(Excerpts from a transcription dataset)
□ □ □ □ □ □ □

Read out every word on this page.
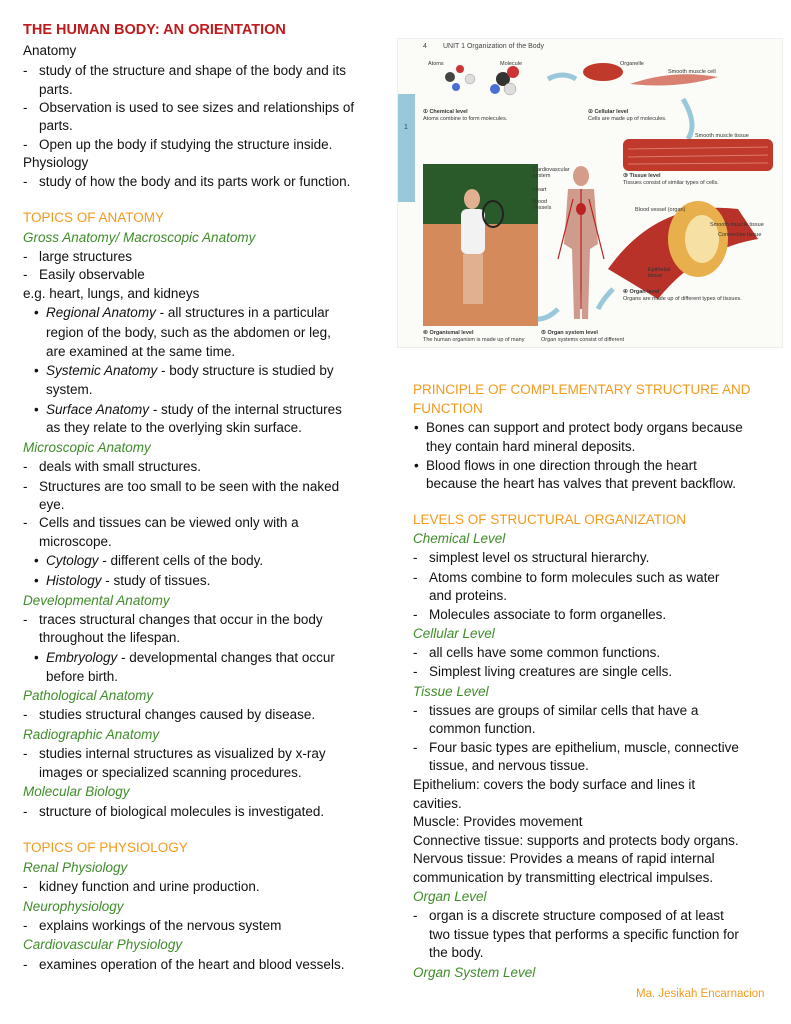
THE HUMAN BODY: AN ORIENTATION
Anatomy
- study of the structure and shape of the body and its
parts.
- Observation is used to see sizes and relationships of
parts.
- Open up the body if studying the structure inside.
Physiology
- study of how the body and its parts work or function.
TOPICS OF ANATOMY
Gross Anatomy/ Macroscopic Anatomy
- large structures
- Easily observable
e.g. heart, lungs, and kidneys
• Regional Anatomy - all structures in a particular
region of the body, such as the abdomen or leg,
are examined at the same time.
• Systemic Anatomy - body structure is studied by
system.
• Surface Anatomy - study of the internal structures
as they relate to the overlying skin surface.
Microscopic Anatomy
- deals with small structures.
- Structures are too small to be seen with the naked
eye.
- Cells and tissues can be viewed only with a
microscope.
• Cytology - different cells of the body.
• Histology - study of tissues.
Developmental Anatomy
- traces structural changes that occur in the body
throughout the lifespan.
• Embryology - developmental changes that occur
before birth.
Pathological Anatomy
- studies structural changes caused by disease.
Radiographic Anatomy
- studies internal structures as visualized by x-ray
images or specialized scanning procedures.
Molecular Biology
- structure of biological molecules is investigated.
TOPICS OF PHYSIOLOGY
Renal Physiology
- kidney function and urine production.
Neurophysiology
- explains workings of the nervous system
Cardiovascular Physiology
- examines operation of the heart and blood vessels.
4 UNIT 1 Organization of the Body
1
Atoms	Molecule	Organelle
Smooth muscle cell
① Chemical level
Atoms combine to form molecules.
② Cellular level
Cells are made up of molecules.
Smooth muscle tissue
Cardiovascular system
Heart
Blood vessels
③ Tissue level
Tissues consist of similar types of cells.
Blood vessel (organ)
Smooth muscle tissue
Connective tissue
Epithelial tissue
④ Organ level
Organs are made up of different types of tissues.
⑥ Organismal level
The human organism is made up of many
⑤ Organ system level
Organ systems consist of different
PRINCIPLE OF COMPLEMENTARY STRUCTURE AND
FUNCTION
• Bones can support and protect body organs because
they contain hard mineral deposits.
• Blood flows in one direction through the heart
because the heart has valves that prevent backflow.
LEVELS OF STRUCTURAL ORGANIZATION
Chemical Level
- simplest level os structural hierarchy.
- Atoms combine to form molecules such as water
and proteins.
- Molecules associate to form organelles.
Cellular Level
- all cells have some common functions.
- Simplest living creatures are single cells.
Tissue Level
- tissues are groups of similar cells that have a
common function.
- Four basic types are epithelium, muscle, connective
tissue, and nervous tissue.
Epithelium: covers the body surface and lines it
cavities.
Muscle: Provides movement
Connective tissue: supports and protects body organs.
Nervous tissue: Provides a means of rapid internal
communication by transmitting electrical impulses.
Organ Level
- organ is a discrete structure composed of at least
two tissue types that performs a specific function for
the body.
Organ System Level
Ma. Jesikah Encarnacion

□ □ □ □ □ □ □

**Exercise brief:** Take every line above where "that" appears and copy it.

**Answer box:**
- traces structural changes that occur in the body
• Embryology - developmental changes that occur
because the heart has valves that prevent backflow.
- tissues are groups of similar cells that have a
two tissue types that performs a specific function for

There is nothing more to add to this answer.